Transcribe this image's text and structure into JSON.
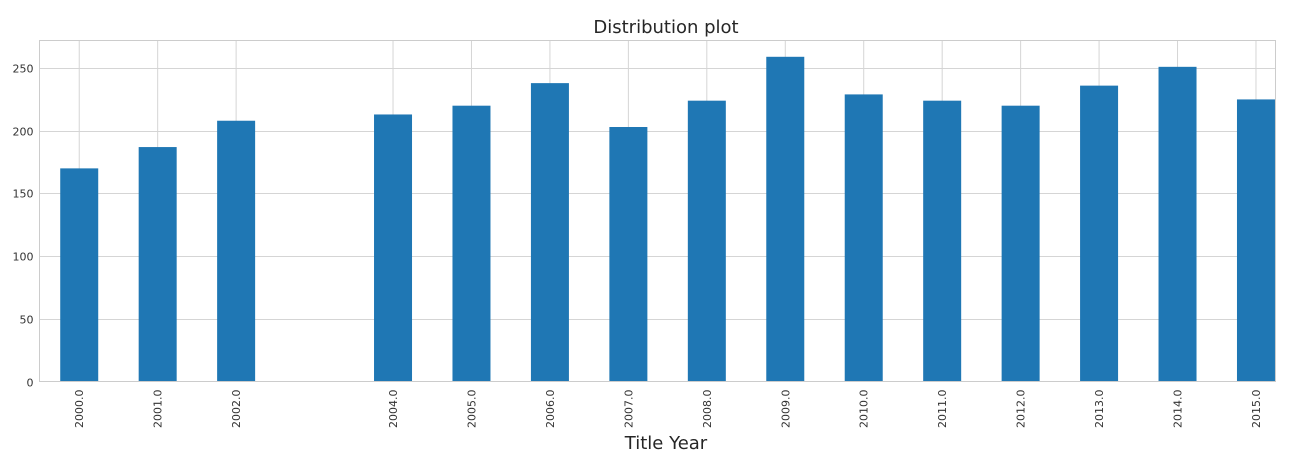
{
  "chart_data": {
    "type": "bar",
    "title": "Distribution plot",
    "xlabel": "Title Year",
    "ylabel": "",
    "categories": [
      "2000.0",
      "2001.0",
      "2002.0",
      "",
      "2004.0",
      "2005.0",
      "2006.0",
      "2007.0",
      "2008.0",
      "2009.0",
      "2010.0",
      "2011.0",
      "2012.0",
      "2013.0",
      "2014.0",
      "2015.0"
    ],
    "values": [
      170,
      187,
      208,
      null,
      213,
      220,
      238,
      203,
      224,
      259,
      229,
      224,
      220,
      236,
      251,
      225
    ],
    "ylim": [
      0,
      272
    ],
    "yticks": [
      0,
      50,
      100,
      150,
      200,
      250
    ],
    "grid": true,
    "bar_color": "#1f77b4",
    "grid_color": "#d5d5d5"
  }
}
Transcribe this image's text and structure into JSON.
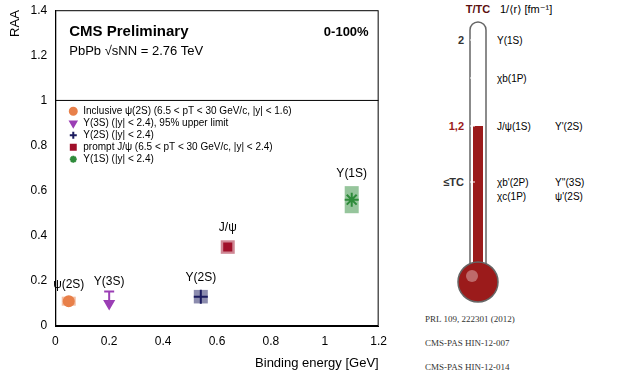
{
  "chart_data": {
    "type": "scatter",
    "title": "CMS Preliminary",
    "subtitle": "PbPb √sNN = 2.76 TeV",
    "annotations": [
      "0-100%"
    ],
    "x_label": "Binding energy [GeV]",
    "y_label": "RAA",
    "xlim": [
      0,
      1.2
    ],
    "xticks": [
      0,
      0.2,
      0.4,
      0.6,
      0.8,
      1,
      1.2
    ],
    "ylim": [
      0,
      1.4
    ],
    "yticks": [
      0,
      0.2,
      0.4,
      0.6,
      0.8,
      1,
      1.2,
      1.4
    ],
    "grid": false,
    "legend": "upper left",
    "reference_line": 1,
    "series": [
      {
        "name": "Inclusive ψ(2S) (6.5 < pT < 30 GeV/c, |y| < 1.6)",
        "label": "ψ(2S)",
        "x": [
          0.05
        ],
        "values": [
          0.11
        ],
        "errors": [
          0.02
        ],
        "color": "#e8804a",
        "marker": "circle"
      },
      {
        "name": "Υ(3S) (|y| < 2.4), 95% upper limit",
        "label": "Υ(3S)",
        "x": [
          0.2
        ],
        "values": [
          0.1
        ],
        "color": "#9b3fb5",
        "marker": "arrow_down"
      },
      {
        "name": "Υ(2S) (|y| < 2.4)",
        "label": "Υ(2S)",
        "x": [
          0.54
        ],
        "values": [
          0.13
        ],
        "errors": [
          0.03
        ],
        "color": "#1a1a5e",
        "marker": "cross"
      },
      {
        "name": "prompt J/ψ (6.5 < pT < 30 GeV/c, |y| < 2.4)",
        "label": "J/ψ",
        "x": [
          0.64
        ],
        "values": [
          0.35
        ],
        "errors": [
          0.03
        ],
        "color": "#a0102a",
        "marker": "square"
      },
      {
        "name": "Υ(1S) (|y| < 2.4)",
        "label": "Υ(1S)",
        "x": [
          1.1
        ],
        "values": [
          0.56
        ],
        "errors": [
          0.06
        ],
        "color": "#2e8b3a",
        "marker": "star"
      }
    ]
  },
  "diagram": {
    "header": [
      "T/TC",
      "1/⟨r⟩ [fm⁻¹]"
    ],
    "levels": [
      {
        "label": "2",
        "rows": [
          [
            "Υ(1S)"
          ]
        ]
      },
      {
        "label": null,
        "rows": [
          [
            "χb(1P)"
          ]
        ]
      },
      {
        "label": "1,2",
        "rows": [
          [
            "J/ψ(1S)",
            "Υ'(2S)"
          ]
        ]
      },
      {
        "label": "≤TC",
        "rows": [
          [
            "χb'(2P)",
            "Υ''(3S)"
          ],
          [
            "χc(1P)",
            "ψ'(2S)"
          ]
        ]
      }
    ],
    "references": [
      "PRL 109, 222301 (2012)",
      "CMS-PAS HIN-12-007",
      "CMS-PAS HIN-12-014"
    ]
  }
}
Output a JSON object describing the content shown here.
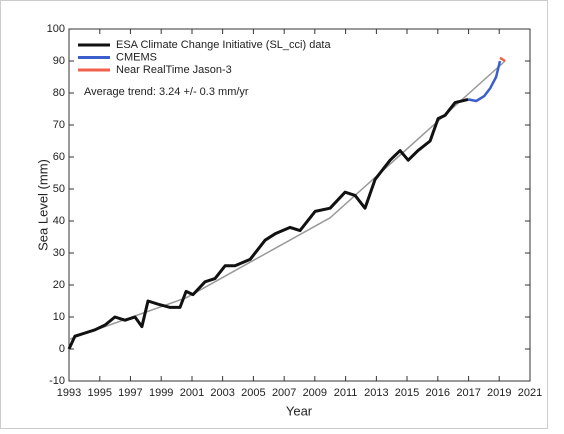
{
  "chart_data": {
    "type": "line",
    "xlabel": "Year",
    "ylabel": "Sea Level (mm)",
    "annotation": "Average trend: 3.24 +/- 0.3 mm/yr",
    "xlim": [
      1993,
      2021
    ],
    "ylim": [
      -10,
      100
    ],
    "xticks": [
      {
        "value": 1993,
        "label": "1993"
      },
      {
        "value": 1994.87,
        "label": "1995"
      },
      {
        "value": 1996.73,
        "label": "1997"
      },
      {
        "value": 1998.6,
        "label": "1999"
      },
      {
        "value": 2000.47,
        "label": "2001"
      },
      {
        "value": 2002.33,
        "label": "2003"
      },
      {
        "value": 2004.2,
        "label": "2005"
      },
      {
        "value": 2006.07,
        "label": "2007"
      },
      {
        "value": 2007.93,
        "label": "2009"
      },
      {
        "value": 2009.8,
        "label": "2011"
      },
      {
        "value": 2011.67,
        "label": "2013"
      },
      {
        "value": 2013.53,
        "label": "2015"
      },
      {
        "value": 2015.4,
        "label": "2016"
      },
      {
        "value": 2017.27,
        "label": "2017"
      },
      {
        "value": 2019.13,
        "label": "2019"
      },
      {
        "value": 2021,
        "label": "2021"
      }
    ],
    "yticks": [
      -10,
      0,
      10,
      20,
      30,
      40,
      50,
      60,
      70,
      80,
      90,
      100
    ],
    "series": [
      {
        "name": "ESA Climate Change Initiative (SL_cci) data",
        "color": "#111111",
        "x": [
          1993,
          1993.36,
          1993.97,
          1994.58,
          1995.19,
          1995.79,
          1996.4,
          1997.01,
          1997.43,
          1997.8,
          1998.41,
          1999.14,
          1999.74,
          2000.11,
          2000.53,
          2001.26,
          2001.87,
          2002.48,
          2003.08,
          2004,
          2004.91,
          2005.52,
          2006.43,
          2007.03,
          2007.95,
          2008.86,
          2009.77,
          2010.38,
          2010.98,
          2011.59,
          2012.5,
          2013.11,
          2013.6,
          2014.2,
          2014.93,
          2015.42,
          2015.84,
          2016.45,
          2017.24
        ],
        "values": [
          0,
          4,
          5,
          6,
          7.5,
          10,
          9,
          10,
          7,
          15,
          14,
          13,
          13,
          18,
          17,
          21,
          22,
          26,
          26,
          28,
          34,
          36,
          38,
          37,
          43,
          44,
          49,
          48,
          44,
          53,
          59,
          62,
          59,
          62,
          65,
          72,
          73,
          77,
          78
        ]
      },
      {
        "name": "CMEMS",
        "color": "#3a5fcd",
        "x": [
          2017.24,
          2017.73,
          2018.21,
          2018.58,
          2018.94,
          2019.18
        ],
        "values": [
          78,
          77.5,
          79,
          81.5,
          85,
          90
        ]
      },
      {
        "name": "Near RealTime Jason-3",
        "color": "#f0604a",
        "x": [
          2019.18,
          2019.49
        ],
        "values": [
          91,
          90
        ]
      }
    ],
    "trend": {
      "color": "#999999",
      "x": [
        1993,
        2000.11,
        2008.86,
        2019.49
      ],
      "values": [
        3,
        16,
        41,
        90
      ]
    }
  }
}
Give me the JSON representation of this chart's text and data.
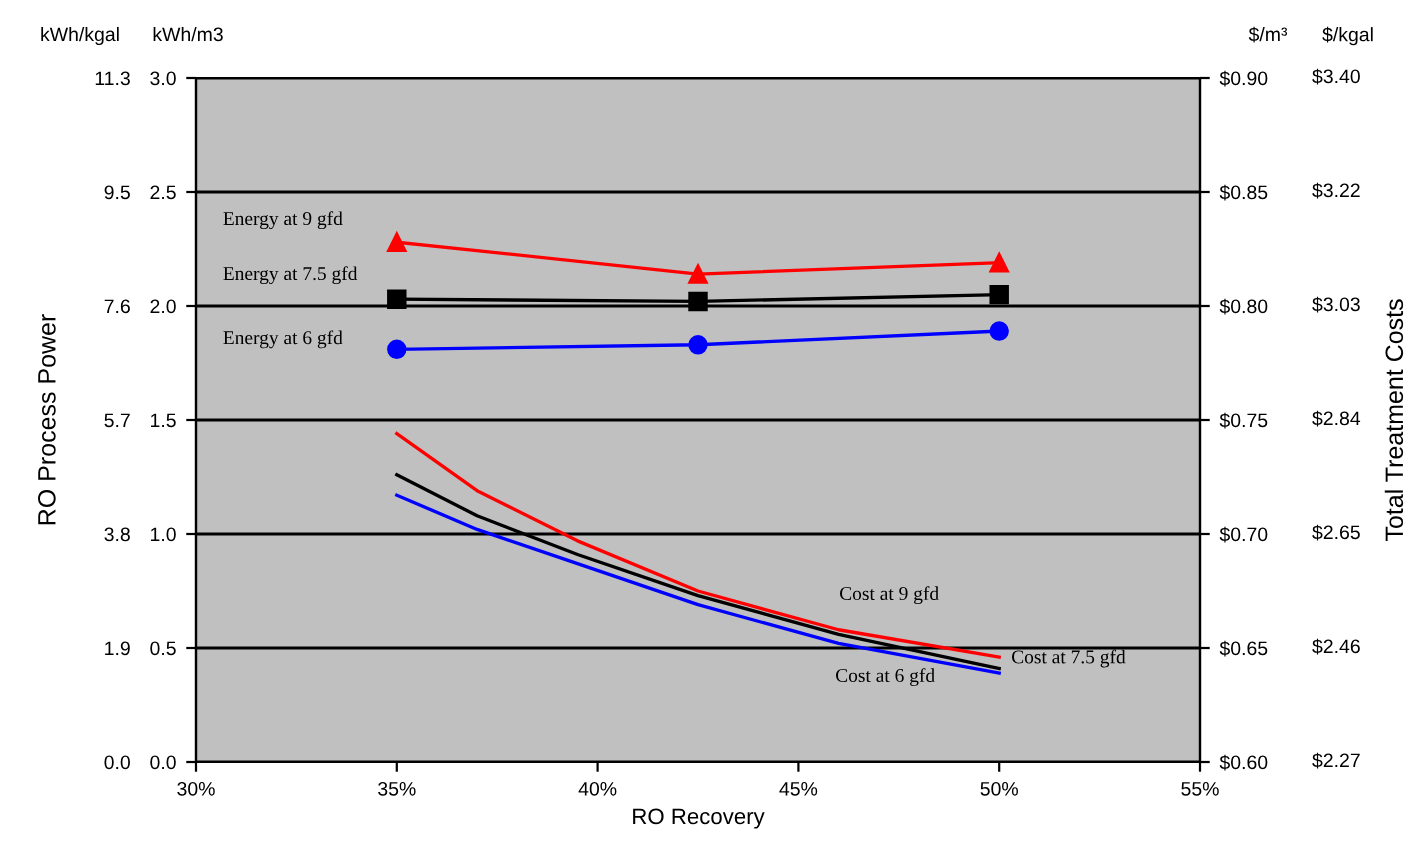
{
  "chart_data": {
    "type": "line",
    "xlabel": "RO Recovery",
    "ylabel": "RO Process Power",
    "y2label": "Total Treatment Costs",
    "xlim": [
      30,
      55
    ],
    "xticks": [
      {
        "value": 30,
        "label": "30%"
      },
      {
        "value": 35,
        "label": "35%"
      },
      {
        "value": 40,
        "label": "40%"
      },
      {
        "value": 45,
        "label": "45%"
      },
      {
        "value": 50,
        "label": "50%"
      },
      {
        "value": 55,
        "label": "55%"
      }
    ],
    "ylim": [
      0,
      3
    ],
    "yticks": [
      {
        "value": 0,
        "label": "0.0"
      },
      {
        "value": 0.5,
        "label": "0.5"
      },
      {
        "value": 1,
        "label": "1.0"
      },
      {
        "value": 1.5,
        "label": "1.5"
      },
      {
        "value": 2,
        "label": "2.0"
      },
      {
        "value": 2.5,
        "label": "2.5"
      },
      {
        "value": 3,
        "label": "3.0"
      }
    ],
    "y3lim": [
      0,
      11.34
    ],
    "y3ticks": [
      {
        "value": 0,
        "label": "0.0"
      },
      {
        "value": 1.89,
        "label": "1.9"
      },
      {
        "value": 3.78,
        "label": "3.8"
      },
      {
        "value": 5.67,
        "label": "5.7"
      },
      {
        "value": 7.56,
        "label": "7.6"
      },
      {
        "value": 9.45,
        "label": "9.5"
      },
      {
        "value": 11.34,
        "label": "11.3"
      }
    ],
    "y2lim": [
      0.6,
      0.9
    ],
    "y2ticks": [
      {
        "value": 0.6,
        "label": "$0.60"
      },
      {
        "value": 0.65,
        "label": "$0.65"
      },
      {
        "value": 0.7,
        "label": "$0.70"
      },
      {
        "value": 0.75,
        "label": "$0.75"
      },
      {
        "value": 0.8,
        "label": "$0.80"
      },
      {
        "value": 0.85,
        "label": "$0.85"
      },
      {
        "value": 0.9,
        "label": "$0.90"
      }
    ],
    "grid": "y",
    "legend": false,
    "annotations": [
      "kWh/kgal",
      "kWh/m3",
      "$/m³",
      "$/kgal",
      "$2.27",
      "$2.46",
      "$2.65",
      "$2.84",
      "$3.03",
      "$3.22",
      "$3.40"
    ],
    "series": [
      {
        "name": "Energy at 9 gfd",
        "color": "#ff0000",
        "marker": "triangle",
        "x": [
          35,
          42.5,
          50
        ],
        "values": [
          2.28,
          2.14,
          2.19
        ]
      },
      {
        "name": "Energy at 7.5 gfd",
        "color": "#000000",
        "marker": "square",
        "x": [
          35,
          42.5,
          50
        ],
        "values": [
          2.03,
          2.02,
          2.05
        ]
      },
      {
        "name": "Energy at 6 gfd",
        "color": "#0000ff",
        "marker": "circle",
        "x": [
          35,
          42.5,
          50
        ],
        "values": [
          1.81,
          1.83,
          1.89
        ]
      },
      {
        "name": "Cost at 9 gfd",
        "color": "#ff0000",
        "axis": "y2",
        "x": [
          35,
          37,
          39.5,
          42.5,
          46,
          50
        ],
        "values": [
          0.744,
          0.719,
          0.697,
          0.675,
          0.658,
          0.646
        ]
      },
      {
        "name": "Cost at 7.5 gfd",
        "color": "#000000",
        "axis": "y2",
        "x": [
          35,
          37,
          39.5,
          42.5,
          46,
          50
        ],
        "values": [
          0.726,
          0.708,
          0.691,
          0.673,
          0.656,
          0.641
        ]
      },
      {
        "name": "Cost at 6 gfd",
        "color": "#0000ff",
        "axis": "y2",
        "x": [
          35,
          37,
          39.5,
          42.5,
          46,
          50
        ],
        "values": [
          0.717,
          0.702,
          0.687,
          0.669,
          0.652,
          0.639
        ]
      }
    ]
  }
}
────────────────────
## Exercise task
Gather up every line from the listing above in which the word "trend" occurs.

## The output
    "annotation": "Average trend: 3.24 +/- 0.3 mm/yr",
    "trend": {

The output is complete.